TASK DETAILS:
Your task is to write out the complete listing exactly as it is shown.

● ● ● ● ●

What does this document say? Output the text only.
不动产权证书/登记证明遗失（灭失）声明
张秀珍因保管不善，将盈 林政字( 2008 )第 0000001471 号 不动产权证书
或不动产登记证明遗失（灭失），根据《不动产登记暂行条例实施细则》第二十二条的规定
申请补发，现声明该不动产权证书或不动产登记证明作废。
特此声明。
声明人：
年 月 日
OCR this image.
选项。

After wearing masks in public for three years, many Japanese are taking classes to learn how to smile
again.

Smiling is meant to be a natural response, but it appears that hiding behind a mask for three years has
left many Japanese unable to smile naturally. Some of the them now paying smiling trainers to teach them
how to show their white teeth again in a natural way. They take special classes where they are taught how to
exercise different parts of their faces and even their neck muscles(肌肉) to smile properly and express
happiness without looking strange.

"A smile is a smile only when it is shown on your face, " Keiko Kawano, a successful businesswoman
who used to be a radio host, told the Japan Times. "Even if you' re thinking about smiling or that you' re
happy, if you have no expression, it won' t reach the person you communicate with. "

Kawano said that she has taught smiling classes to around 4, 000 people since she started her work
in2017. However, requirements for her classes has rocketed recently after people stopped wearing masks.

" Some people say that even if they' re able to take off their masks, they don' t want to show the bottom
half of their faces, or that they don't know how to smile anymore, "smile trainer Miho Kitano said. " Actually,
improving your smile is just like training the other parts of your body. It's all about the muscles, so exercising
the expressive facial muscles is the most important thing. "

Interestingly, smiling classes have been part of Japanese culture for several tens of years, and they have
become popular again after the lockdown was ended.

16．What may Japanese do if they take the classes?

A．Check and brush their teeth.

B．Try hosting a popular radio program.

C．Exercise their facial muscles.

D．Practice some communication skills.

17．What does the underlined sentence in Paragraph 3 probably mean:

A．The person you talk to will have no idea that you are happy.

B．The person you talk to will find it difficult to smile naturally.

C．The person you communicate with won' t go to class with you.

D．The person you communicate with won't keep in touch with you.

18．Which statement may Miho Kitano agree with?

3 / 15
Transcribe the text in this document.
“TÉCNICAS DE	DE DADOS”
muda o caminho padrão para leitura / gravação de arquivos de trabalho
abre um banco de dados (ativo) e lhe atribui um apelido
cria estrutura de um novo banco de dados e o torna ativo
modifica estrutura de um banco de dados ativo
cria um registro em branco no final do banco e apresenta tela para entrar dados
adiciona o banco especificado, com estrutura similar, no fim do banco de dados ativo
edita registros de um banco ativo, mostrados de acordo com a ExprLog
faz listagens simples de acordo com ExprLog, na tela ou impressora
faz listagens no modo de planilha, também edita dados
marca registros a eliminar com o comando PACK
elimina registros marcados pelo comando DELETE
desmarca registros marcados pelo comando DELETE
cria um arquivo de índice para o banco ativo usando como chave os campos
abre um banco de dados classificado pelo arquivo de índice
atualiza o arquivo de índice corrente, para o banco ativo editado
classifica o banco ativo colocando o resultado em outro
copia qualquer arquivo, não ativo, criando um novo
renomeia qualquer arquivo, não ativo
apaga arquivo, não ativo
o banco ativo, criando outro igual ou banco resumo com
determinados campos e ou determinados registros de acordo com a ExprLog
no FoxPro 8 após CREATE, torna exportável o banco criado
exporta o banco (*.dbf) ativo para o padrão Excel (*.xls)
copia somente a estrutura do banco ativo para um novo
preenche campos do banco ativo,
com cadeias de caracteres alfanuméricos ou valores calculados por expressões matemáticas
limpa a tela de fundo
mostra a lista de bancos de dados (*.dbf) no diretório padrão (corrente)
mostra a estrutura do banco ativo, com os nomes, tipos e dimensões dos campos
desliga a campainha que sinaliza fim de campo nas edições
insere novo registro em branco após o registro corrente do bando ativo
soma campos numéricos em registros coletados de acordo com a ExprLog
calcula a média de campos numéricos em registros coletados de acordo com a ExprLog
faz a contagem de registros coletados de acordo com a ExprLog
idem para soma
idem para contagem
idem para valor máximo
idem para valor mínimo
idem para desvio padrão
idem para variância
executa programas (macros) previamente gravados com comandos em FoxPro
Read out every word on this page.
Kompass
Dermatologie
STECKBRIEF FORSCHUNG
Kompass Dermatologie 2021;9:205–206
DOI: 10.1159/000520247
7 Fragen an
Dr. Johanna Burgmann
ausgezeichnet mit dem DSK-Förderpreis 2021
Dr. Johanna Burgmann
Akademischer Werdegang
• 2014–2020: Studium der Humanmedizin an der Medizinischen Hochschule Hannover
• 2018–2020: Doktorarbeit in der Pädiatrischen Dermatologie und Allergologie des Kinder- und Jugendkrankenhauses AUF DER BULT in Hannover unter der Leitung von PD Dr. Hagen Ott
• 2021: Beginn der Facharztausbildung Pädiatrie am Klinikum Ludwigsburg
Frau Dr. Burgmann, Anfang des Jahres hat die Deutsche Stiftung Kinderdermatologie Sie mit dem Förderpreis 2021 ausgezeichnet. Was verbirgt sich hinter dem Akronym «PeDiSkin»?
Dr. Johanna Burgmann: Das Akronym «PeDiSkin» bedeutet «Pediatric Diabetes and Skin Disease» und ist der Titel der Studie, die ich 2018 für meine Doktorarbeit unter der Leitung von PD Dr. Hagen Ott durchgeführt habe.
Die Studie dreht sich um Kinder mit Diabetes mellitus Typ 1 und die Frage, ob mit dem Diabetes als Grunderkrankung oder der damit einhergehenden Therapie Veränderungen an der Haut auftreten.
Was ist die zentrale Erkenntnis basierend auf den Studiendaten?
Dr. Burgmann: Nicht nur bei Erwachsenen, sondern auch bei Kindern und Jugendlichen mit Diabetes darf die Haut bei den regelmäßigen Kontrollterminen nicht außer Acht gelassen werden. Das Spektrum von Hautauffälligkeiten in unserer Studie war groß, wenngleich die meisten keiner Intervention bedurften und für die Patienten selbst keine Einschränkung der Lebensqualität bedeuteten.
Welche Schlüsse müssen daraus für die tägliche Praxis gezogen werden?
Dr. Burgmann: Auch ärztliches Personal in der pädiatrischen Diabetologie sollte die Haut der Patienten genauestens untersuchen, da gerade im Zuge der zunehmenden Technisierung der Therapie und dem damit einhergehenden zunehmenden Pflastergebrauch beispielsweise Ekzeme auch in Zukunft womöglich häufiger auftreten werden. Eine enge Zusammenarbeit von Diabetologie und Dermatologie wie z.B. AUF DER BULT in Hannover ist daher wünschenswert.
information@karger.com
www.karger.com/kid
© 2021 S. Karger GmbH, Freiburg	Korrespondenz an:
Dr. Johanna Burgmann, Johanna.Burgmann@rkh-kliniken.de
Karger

● ● ● ● ●

FULL OUTPUT:
What does this document say? Output the text only.
不动产权证书/登记证明遗失（灭失）声明
张秀珍因保管不善，将盈 林政字( 2008 )第 0000001471 号 不动产权证书
或不动产登记证明遗失（灭失），根据《不动产登记暂行条例实施细则》第二十二条的规定
申请补发，现声明该不动产权证书或不动产登记证明作废。
特此声明。
声明人：
年 月 日
OCR this image.
选项。

After wearing masks in public for three years, many Japanese are taking classes to learn how to smile
again.

Smiling is meant to be a natural response, but it appears that hiding behind a mask for three years has
left many Japanese unable to smile naturally. Some of the them now paying smiling trainers to teach them
how to show their white teeth again in a natural way. They take special classes where they are taught how to
exercise different parts of their faces and even their neck muscles(肌肉) to smile properly and express
happiness without looking strange.

"A smile is a smile only when it is shown on your face, " Keiko Kawano, a successful businesswoman
who used to be a radio host, told the Japan Times. "Even if you' re thinking about smiling or that you' re
happy, if you have no expression, it won' t reach the person you communicate with. "

Kawano said that she has taught smiling classes to around 4, 000 people since she started her work
in2017. However, requirements for her classes has rocketed recently after people stopped wearing masks.

" Some people say that even if they' re able to take off their masks, they don' t want to show the bottom
half of their faces, or that they don't know how to smile anymore, "smile trainer Miho Kitano said. " Actually,
improving your smile is just like training the other parts of your body. It's all about the muscles, so exercising
the expressive facial muscles is the most important thing. "

Interestingly, smiling classes have been part of Japanese culture for several tens of years, and they have
become popular again after the lockdown was ended.

16．What may Japanese do if they take the classes?

A．Check and brush their teeth.

B．Try hosting a popular radio program.

C．Exercise their facial muscles.

D．Practice some communication skills.

17．What does the underlined sentence in Paragraph 3 probably mean:

A．The person you talk to will have no idea that you are happy.

B．The person you talk to will find it difficult to smile naturally.

C．The person you communicate with won' t go to class with you.

D．The person you communicate with won't keep in touch with you.

18．Which statement may Miho Kitano agree with?

3 / 15
Transcribe the text in this document.
“TÉCNICAS DE	DE DADOS”
muda o caminho padrão para leitura / gravação de arquivos de trabalho
abre um banco de dados (ativo) e lhe atribui um apelido
cria estrutura de um novo banco de dados e o torna ativo
modifica estrutura de um banco de dados ativo
cria um registro em branco no final do banco e apresenta tela para entrar dados
adiciona o banco especificado, com estrutura similar, no fim do banco de dados ativo
edita registros de um banco ativo, mostrados de acordo com a ExprLog
faz listagens simples de acordo com ExprLog, na tela ou impressora
faz listagens no modo de planilha, também edita dados
marca registros a eliminar com o comando PACK
elimina registros marcados pelo comando DELETE
desmarca registros marcados pelo comando DELETE
cria um arquivo de índice para o banco ativo usando como chave os campos
abre um banco de dados classificado pelo arquivo de índice
atualiza o arquivo de índice corrente, para o banco ativo editado
classifica o banco ativo colocando o resultado em outro
copia qualquer arquivo, não ativo, criando um novo
renomeia qualquer arquivo, não ativo
apaga arquivo, não ativo
o banco ativo, criando outro igual ou banco resumo com
determinados campos e ou determinados registros de acordo com a ExprLog
no FoxPro 8 após CREATE, torna exportável o banco criado
exporta o banco (*.dbf) ativo para o padrão Excel (*.xls)
copia somente a estrutura do banco ativo para um novo
preenche campos do banco ativo,
com cadeias de caracteres alfanuméricos ou valores calculados por expressões matemáticas
limpa a tela de fundo
mostra a lista de bancos de dados (*.dbf) no diretório padrão (corrente)
mostra a estrutura do banco ativo, com os nomes, tipos e dimensões dos campos
desliga a campainha que sinaliza fim de campo nas edições
insere novo registro em branco após o registro corrente do bando ativo
soma campos numéricos em registros coletados de acordo com a ExprLog
calcula a média de campos numéricos em registros coletados de acordo com a ExprLog
faz a contagem de registros coletados de acordo com a ExprLog
idem para soma
idem para contagem
idem para valor máximo
idem para valor mínimo
idem para desvio padrão
idem para variância
executa programas (macros) previamente gravados com comandos em FoxPro
Read out every word on this page.
Kompass
Dermatologie
STECKBRIEF FORSCHUNG
Kompass Dermatologie 2021;9:205–206
DOI: 10.1159/000520247
7 Fragen an
Dr. Johanna Burgmann
ausgezeichnet mit dem DSK-Förderpreis 2021
Dr. Johanna Burgmann
Akademischer Werdegang
• 2014–2020: Studium der Humanmedizin an der Medizinischen Hochschule Hannover
• 2018–2020: Doktorarbeit in der Pädiatrischen Dermatologie und Allergologie des Kinder- und Jugendkrankenhauses AUF DER BULT in Hannover unter der Leitung von PD Dr. Hagen Ott
• 2021: Beginn der Facharztausbildung Pädiatrie am Klinikum Ludwigsburg
Frau Dr. Burgmann, Anfang des Jahres hat die Deutsche Stiftung Kinderdermatologie Sie mit dem Förderpreis 2021 ausgezeichnet. Was verbirgt sich hinter dem Akronym «PeDiSkin»?
Dr. Johanna Burgmann: Das Akronym «PeDiSkin» bedeutet «Pediatric Diabetes and Skin Disease» und ist der Titel der Studie, die ich 2018 für meine Doktorarbeit unter der Leitung von PD Dr. Hagen Ott durchgeführt habe.
Die Studie dreht sich um Kinder mit Diabetes mellitus Typ 1 und die Frage, ob mit dem Diabetes als Grunderkrankung oder der damit einhergehenden Therapie Veränderungen an der Haut auftreten.
Was ist die zentrale Erkenntnis basierend auf den Studiendaten?
Dr. Burgmann: Nicht nur bei Erwachsenen, sondern auch bei Kindern und Jugendlichen mit Diabetes darf die Haut bei den regelmäßigen Kontrollterminen nicht außer Acht gelassen werden. Das Spektrum von Hautauffälligkeiten in unserer Studie war groß, wenngleich die meisten keiner Intervention bedurften und für die Patienten selbst keine Einschränkung der Lebensqualität bedeuteten.
Welche Schlüsse müssen daraus für die tägliche Praxis gezogen werden?
Dr. Burgmann: Auch ärztliches Personal in der pädiatrischen Diabetologie sollte die Haut der Patienten genauestens untersuchen, da gerade im Zuge der zunehmenden Technisierung der Therapie und dem damit einhergehenden zunehmenden Pflastergebrauch beispielsweise Ekzeme auch in Zukunft womöglich häufiger auftreten werden. Eine enge Zusammenarbeit von Diabetologie und Dermatologie wie z.B. AUF DER BULT in Hannover ist daher wünschenswert.
information@karger.com
www.karger.com/kid
© 2021 S. Karger GmbH, Freiburg	Korrespondenz an:
Dr. Johanna Burgmann, Johanna.Burgmann@rkh-kliniken.de
Karger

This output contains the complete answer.